◆ Document extract:
>>

But what happened on Tuesday is different. Appropriate is presenting your own personal thoughts as to why Bill Belichick is not a Hall of Famer and then getting pelted by a sack of vegetables. Inappropriate is denying one of the three greatest coaches in NFL history—a statement that is immensely difficult to argue—entry into the Pro Football Hall of Fame on the first ballot and not immediately being prepared to defend it publicly and with gusto.
Reportedly, Bill Polian led the charge by convincing a not-insignificant number of voters that Belichick should have to wait a year for penance related to Spygate, a ludicrous idea in and of itself made more ludicrous by the fact that it was folded in anonymity (also a report that Polian denied when reached by Sports Illustrated, though cannot disprove if the votes remain anonymous). Again, it’s one thing to believe it. It’s another to form the groundswell of an ideological movement that embarrasses the Hall of Fame and further risks the ability of voters to be taken seriously as chroniclers of the sport.
Even if you removed Belichick’s record before he was accused in the Spygate scandal, which took place in 2007, he would have finished his career with 12 playoff appearances, four Super Bowl berths and three Super Bowl victories, atop one of the most historically significant stints as a coordinator in league history. A Super Bowl game plan that literally has its own display in Canton, Ohio.
And, while we’re talking about sign stealing—the legal version of which has become incredibly prevalent in the NFL due to its pervasiveness at the collegiate level and quarterbacks’ dependence on having a wealth of presnap information—there are now two sitting NFL head coaches associated with the largest illegal sign stealing scandal in NCAA history, a notion that I, an obsessive consumer of NFL content, have not seen many written protests about. If it’s truly that big of a deal, I would like to see the same energy applied to Jim Harbaugh. Instead, we celebrate the coach’s more playful, media-friendly personality like he’s the second coming of Norm Macdonald.
A few people associated with the process—and here’s a fine primer from Mike Sando of The Athletic—noted that Belichick may have missed due to flaws in the actual process itself. The coach and contributor category, in being blended with the senior category, forces those who are advocating for certain names to cross-prioritize. If this is the case, the process needs to be torn to the studs, even if the original intent was to fix the exclusivity issue that previously plagued the Hall.

<<

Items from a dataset

>>

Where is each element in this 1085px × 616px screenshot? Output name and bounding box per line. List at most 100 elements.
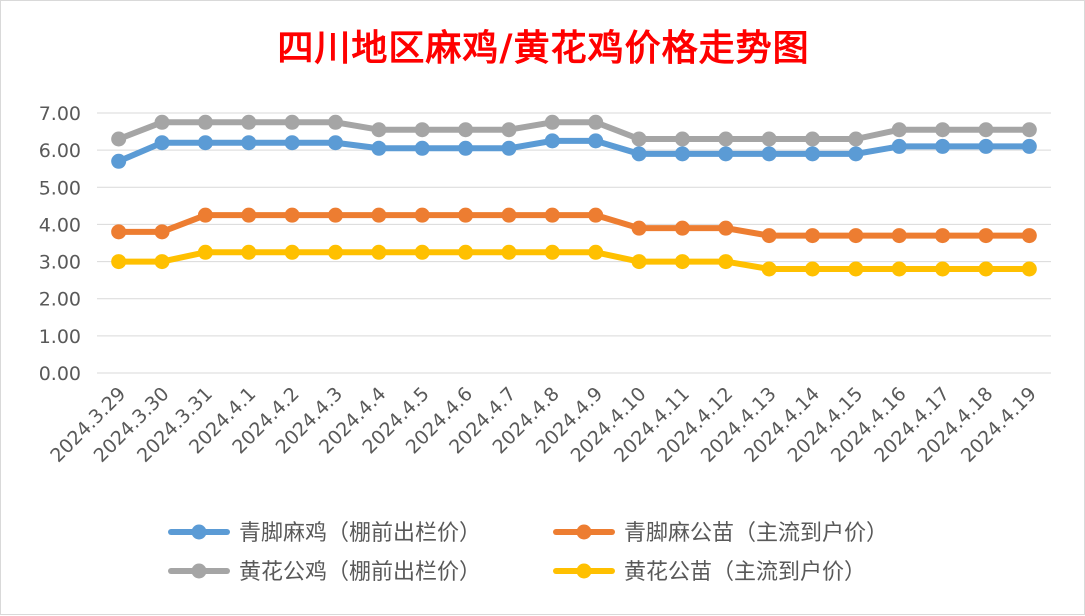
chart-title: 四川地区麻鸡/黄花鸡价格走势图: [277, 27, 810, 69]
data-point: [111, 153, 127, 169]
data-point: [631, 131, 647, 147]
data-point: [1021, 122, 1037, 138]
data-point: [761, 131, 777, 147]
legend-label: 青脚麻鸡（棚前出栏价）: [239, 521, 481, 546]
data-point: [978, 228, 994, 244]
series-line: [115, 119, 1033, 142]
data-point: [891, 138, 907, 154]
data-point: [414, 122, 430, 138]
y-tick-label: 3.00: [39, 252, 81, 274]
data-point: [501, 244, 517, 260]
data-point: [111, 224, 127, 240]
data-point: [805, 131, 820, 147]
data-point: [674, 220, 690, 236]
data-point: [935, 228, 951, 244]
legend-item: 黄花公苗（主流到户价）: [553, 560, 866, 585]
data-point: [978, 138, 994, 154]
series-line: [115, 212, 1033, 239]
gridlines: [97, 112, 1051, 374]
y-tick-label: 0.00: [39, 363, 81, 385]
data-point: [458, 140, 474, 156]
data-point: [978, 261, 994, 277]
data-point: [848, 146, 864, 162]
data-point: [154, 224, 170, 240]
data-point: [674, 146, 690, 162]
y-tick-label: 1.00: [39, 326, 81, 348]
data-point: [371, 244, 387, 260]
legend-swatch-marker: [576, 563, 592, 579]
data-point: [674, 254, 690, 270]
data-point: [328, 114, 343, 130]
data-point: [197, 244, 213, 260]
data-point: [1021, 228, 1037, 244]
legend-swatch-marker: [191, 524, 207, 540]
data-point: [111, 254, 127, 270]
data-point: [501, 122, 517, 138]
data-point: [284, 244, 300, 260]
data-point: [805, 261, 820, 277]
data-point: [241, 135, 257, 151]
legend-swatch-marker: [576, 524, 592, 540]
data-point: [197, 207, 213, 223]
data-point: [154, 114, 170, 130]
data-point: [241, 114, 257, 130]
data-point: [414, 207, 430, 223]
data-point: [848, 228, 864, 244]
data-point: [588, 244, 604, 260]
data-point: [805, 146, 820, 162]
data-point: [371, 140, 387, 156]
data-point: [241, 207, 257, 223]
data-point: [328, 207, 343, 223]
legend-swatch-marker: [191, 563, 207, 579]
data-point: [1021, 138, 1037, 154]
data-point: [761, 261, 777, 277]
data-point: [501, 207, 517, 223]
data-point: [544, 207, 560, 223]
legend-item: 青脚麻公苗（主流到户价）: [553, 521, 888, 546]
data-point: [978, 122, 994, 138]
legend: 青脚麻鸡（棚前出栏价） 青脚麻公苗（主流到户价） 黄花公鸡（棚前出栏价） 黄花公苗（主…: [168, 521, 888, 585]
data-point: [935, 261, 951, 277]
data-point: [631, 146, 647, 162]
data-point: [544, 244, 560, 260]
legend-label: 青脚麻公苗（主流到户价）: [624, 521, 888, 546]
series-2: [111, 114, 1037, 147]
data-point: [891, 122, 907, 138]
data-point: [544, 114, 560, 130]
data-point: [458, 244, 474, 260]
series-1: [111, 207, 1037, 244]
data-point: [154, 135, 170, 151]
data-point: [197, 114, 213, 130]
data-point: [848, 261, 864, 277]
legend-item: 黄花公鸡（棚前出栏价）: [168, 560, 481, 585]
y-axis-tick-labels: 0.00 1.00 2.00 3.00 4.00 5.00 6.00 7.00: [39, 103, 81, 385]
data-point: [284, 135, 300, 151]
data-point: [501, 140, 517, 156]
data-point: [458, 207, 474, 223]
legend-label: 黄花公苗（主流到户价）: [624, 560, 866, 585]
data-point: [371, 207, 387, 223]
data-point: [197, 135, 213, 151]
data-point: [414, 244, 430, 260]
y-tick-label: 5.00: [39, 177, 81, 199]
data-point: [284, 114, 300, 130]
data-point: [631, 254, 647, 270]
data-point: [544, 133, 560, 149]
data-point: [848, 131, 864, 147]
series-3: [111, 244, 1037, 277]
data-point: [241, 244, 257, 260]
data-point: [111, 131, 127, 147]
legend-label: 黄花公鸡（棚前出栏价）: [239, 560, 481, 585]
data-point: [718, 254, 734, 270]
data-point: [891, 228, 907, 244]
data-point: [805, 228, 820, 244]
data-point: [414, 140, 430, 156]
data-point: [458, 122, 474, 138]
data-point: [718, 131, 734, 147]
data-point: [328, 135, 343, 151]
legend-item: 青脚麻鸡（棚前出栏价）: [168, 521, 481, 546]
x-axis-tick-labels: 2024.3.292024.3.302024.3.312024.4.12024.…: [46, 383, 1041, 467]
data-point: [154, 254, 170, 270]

<<

◆ Task list:
1/ Restate everything in the Belichick passage from "And, while we’re" down to "of Norm Macdonald.", swapping "sign stealing" for "signal stealing" each time it appears.
2/ Translate this sentence from the Belichick passage into Spanish: "If it’s truly that big of a deal, I would like to see the same energy applied to Jim Harbaugh."
The records have no connection to the Belichick passage.

◆ Written responses:
1/
And, while we’re talking about signal stealing—the legal version of which has become incredibly prevalent in the NFL due to its pervasiveness at the collegiate level and quarterbacks’ dependence on having a wealth of presnap information—there are now two sitting NFL head coaches associated with the largest illegal signal stealing scandal in NCAA history, a notion that I, an obsessive consumer of NFL content, have not seen many written protests about. If it’s truly that big of a deal, I would like to see the same energy applied to Jim Harbaugh. Instead, we celebrate the coach’s more playful, media-friendly personality like he’s the second coming of Norm Macdonald.

2/ Si de verdad es algo tan grave, me gustaría ver la misma energía aplicada a Jim Harbaugh.